**所给节选:**

作者姓名:郭强  朱丹  冯毅刚  陈俊喜  苏菊萍  华刚
作者单位:广东三九脑科医院癫痫诊疗中心,广州510510
基金项目:广州市科技科技攻关项目(编号:201300000134); 广州市科技惠民专项(编号:2014Y2-00108)
摘    要:目的研究在颞叶以外癫痫的诊疗中,脑磁图对颅内电极置入方案的指导价值。方法自2011年3月至2013年9月,对将行颅内电极置入的顽固性癫痫患者评估,先在电-临床症状学、影像学、脑电图等结果的基础上设计出初步的颅内电极埋置方案,然后添加MEG定位信息,并根据MEG调整电极埋置方案,得出最终颅内电极置入计划。继而行颅内脑电图监测并行手术治疗。最后分析颞叶以外癫痫中,脑磁图对颅内电极置入方案的指导价值。结果成功定位癫痫发作起始区并完成手术治疗、且经颅内电极证实为颞叶以外癫痫(NTLE)者有22例。9例(40.1%)患者MEG对iEEG电极置入方案产生额外于其它常规评估手段的指导作用(因MEG而增加电极覆盖),其中7例(31.8%)经iEEG证实这些增加的定位信息与发作起始区一致。术后平均随访33.3个月:EngelⅠ级14例(63.6%),EngelⅡ级3例(13.6%),EngelⅢ级3例(13.6%),EngelⅣ级2例(9.1%)。结论区别于视频脑电图、MRI等其它的无创检查,MEG能够对有创的iEEG电极埋置方案起到额外指导作用,能使电极埋置更合理精确、有针对性,并可能提高癫痫手术的疗效。

关 键 词:癫痫  脑磁图  颅内电极脑电图  导航  多模态

The value of meg to guide electrode implantation in non-temporal lobe epilepsy
Institution:Guo Qiang ,Zhu Dan, Feng Yigang , et al. (Epilepsy Center, Canton Sanjiu Brain Hospital, Guangzhou, 510510)

**练习目标:** 续写上面这篇关于脑磁图指导颞叶外癫痫颅内电极置入的摘要，写出其最后一行之后的内容。

**数据:**

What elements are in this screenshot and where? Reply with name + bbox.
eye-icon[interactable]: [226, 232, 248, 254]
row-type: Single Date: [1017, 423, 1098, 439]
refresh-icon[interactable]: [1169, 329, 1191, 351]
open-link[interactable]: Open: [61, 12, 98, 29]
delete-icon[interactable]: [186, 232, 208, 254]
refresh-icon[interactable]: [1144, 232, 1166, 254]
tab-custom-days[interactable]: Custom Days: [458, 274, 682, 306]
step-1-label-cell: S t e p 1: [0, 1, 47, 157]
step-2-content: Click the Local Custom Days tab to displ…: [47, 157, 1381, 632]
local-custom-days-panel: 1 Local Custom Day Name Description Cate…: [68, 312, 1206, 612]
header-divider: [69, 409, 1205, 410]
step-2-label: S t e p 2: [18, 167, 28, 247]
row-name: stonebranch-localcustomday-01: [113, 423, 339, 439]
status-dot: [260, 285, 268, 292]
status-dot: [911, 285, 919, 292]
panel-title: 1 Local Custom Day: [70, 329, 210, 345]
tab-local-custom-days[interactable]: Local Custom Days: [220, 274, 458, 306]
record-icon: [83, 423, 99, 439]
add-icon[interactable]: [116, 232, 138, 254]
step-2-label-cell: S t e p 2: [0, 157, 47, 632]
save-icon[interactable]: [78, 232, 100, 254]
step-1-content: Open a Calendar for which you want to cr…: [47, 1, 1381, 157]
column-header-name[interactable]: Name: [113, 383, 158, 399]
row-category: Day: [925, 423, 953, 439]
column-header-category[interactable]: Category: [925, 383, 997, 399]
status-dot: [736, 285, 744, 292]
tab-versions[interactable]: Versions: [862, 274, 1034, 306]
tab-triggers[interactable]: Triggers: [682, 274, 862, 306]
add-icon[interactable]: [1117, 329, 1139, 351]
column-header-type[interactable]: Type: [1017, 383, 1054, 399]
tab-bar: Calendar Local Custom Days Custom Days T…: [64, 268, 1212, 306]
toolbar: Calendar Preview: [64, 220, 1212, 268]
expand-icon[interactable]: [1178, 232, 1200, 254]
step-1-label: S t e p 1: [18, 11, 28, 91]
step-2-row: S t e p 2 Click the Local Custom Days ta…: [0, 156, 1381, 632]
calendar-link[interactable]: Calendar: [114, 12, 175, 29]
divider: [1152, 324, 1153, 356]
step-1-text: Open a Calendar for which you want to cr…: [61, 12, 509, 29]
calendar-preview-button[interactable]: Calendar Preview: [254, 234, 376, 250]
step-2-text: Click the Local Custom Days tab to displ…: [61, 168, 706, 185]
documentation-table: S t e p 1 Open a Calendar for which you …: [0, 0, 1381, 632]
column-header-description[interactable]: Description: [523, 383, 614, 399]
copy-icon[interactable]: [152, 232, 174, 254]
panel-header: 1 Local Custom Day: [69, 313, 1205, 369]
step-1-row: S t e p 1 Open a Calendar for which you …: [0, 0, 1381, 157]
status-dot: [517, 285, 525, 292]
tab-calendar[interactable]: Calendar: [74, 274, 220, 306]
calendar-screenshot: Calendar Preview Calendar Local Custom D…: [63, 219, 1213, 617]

**练习答案:**
Abstract:Objective To explore the application of MEG combined with intracranial EEG in non-temporal epilepsy surgery.Methods From 2010 to 2013,we applied MEG to the presurgical evaluation of the intractable epilepsy patients who were to undergo intracranial electrodes implantation.We designed primary implantation plan based on the electrical-clinical semiology,neuroimaging and EEG information of the patients.Secondly the MEG results would be taken into account,and depth electrodes would be added to the area that MEG suggested in the plan,and from this we obtained the final implantation plan.We performed epilepsy surgery after iEEG monitoring.Results At last 23 cases were indentified of NTLE depend on the localization of iEEG ictal onset zone and underwent surgery.In 9cases(40.1%),MEG provided additional information for guiding the electrodes implantation.Among them,7cases(31.8%)show concordance between MEG and iEEG result.After 33.3months' follow-up by mean,the results of seizure control was as followed:Engel classⅠ14cases(63.6%),classⅡ3cases(13.6%),classⅢ3cases(13.6%),classⅣ2cases(9.1%).Conclusion Distinguished from other noninvasive examinations like Vedio-EEG,MRI and so on,MEG can provide additional guidance to the electrodes implantation plan.Application of MEG combined with intracranial EEG would make the implantation plan more precise,more pointed,and possiblely improve the efficiency of the epilepsy surgery.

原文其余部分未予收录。